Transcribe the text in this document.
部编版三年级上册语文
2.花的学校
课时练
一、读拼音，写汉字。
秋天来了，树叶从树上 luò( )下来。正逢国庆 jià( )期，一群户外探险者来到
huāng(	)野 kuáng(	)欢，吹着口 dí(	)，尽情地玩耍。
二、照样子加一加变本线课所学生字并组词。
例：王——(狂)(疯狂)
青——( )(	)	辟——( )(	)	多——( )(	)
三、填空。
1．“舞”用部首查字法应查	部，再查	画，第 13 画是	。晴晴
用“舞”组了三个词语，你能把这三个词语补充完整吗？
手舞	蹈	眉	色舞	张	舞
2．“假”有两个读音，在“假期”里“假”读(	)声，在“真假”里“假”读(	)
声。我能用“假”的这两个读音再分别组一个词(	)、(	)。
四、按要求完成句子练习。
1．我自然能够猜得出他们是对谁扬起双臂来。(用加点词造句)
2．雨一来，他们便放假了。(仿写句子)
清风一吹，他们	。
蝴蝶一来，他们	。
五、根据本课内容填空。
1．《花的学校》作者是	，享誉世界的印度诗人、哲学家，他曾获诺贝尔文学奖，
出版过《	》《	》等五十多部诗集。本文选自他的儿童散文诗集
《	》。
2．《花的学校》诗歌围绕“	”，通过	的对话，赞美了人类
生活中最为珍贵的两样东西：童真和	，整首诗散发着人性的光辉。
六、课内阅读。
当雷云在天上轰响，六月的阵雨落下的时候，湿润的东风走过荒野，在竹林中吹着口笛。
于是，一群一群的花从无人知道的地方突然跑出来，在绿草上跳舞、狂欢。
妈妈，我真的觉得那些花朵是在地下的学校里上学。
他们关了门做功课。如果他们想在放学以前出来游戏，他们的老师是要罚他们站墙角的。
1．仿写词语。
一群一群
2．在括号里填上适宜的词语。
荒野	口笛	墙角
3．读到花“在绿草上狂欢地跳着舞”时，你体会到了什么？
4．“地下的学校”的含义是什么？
***
[STATED TASK] Write out every line of the material again, exactly as it reads.

[SOLUTION BELOW]
Transcribe the text in this document.
部编版三年级上册语文
2.花的学校
课时练
一、读拼音，写汉字。
秋天来了，树叶从树上 luò( )下来。正逢国庆 jià( )期，一群户外探险者来到
huāng(	)野 kuáng(	)欢，吹着口 dí(	)，尽情地玩耍。
二、照样子加一加变本线课所学生字并组词。
例：王——(狂)(疯狂)
青——( )(	)	辟——( )(	)	多——( )(	)
三、填空。
1．“舞”用部首查字法应查	部，再查	画，第 13 画是	。晴晴
用“舞”组了三个词语，你能把这三个词语补充完整吗？
手舞	蹈	眉	色舞	张	舞
2．“假”有两个读音，在“假期”里“假”读(	)声，在“真假”里“假”读(	)
声。我能用“假”的这两个读音再分别组一个词(	)、(	)。
四、按要求完成句子练习。
1．我自然能够猜得出他们是对谁扬起双臂来。(用加点词造句)
2．雨一来，他们便放假了。(仿写句子)
清风一吹，他们	。
蝴蝶一来，他们	。
五、根据本课内容填空。
1．《花的学校》作者是	，享誉世界的印度诗人、哲学家，他曾获诺贝尔文学奖，
出版过《	》《	》等五十多部诗集。本文选自他的儿童散文诗集
《	》。
2．《花的学校》诗歌围绕“	”，通过	的对话，赞美了人类
生活中最为珍贵的两样东西：童真和	，整首诗散发着人性的光辉。
六、课内阅读。
当雷云在天上轰响，六月的阵雨落下的时候，湿润的东风走过荒野，在竹林中吹着口笛。
于是，一群一群的花从无人知道的地方突然跑出来，在绿草上跳舞、狂欢。
妈妈，我真的觉得那些花朵是在地下的学校里上学。
他们关了门做功课。如果他们想在放学以前出来游戏，他们的老师是要罚他们站墙角的。
1．仿写词语。
一群一群
2．在括号里填上适宜的词语。
荒野	口笛	墙角
3．读到花“在绿草上狂欢地跳着舞”时，你体会到了什么？
4．“地下的学校”的含义是什么？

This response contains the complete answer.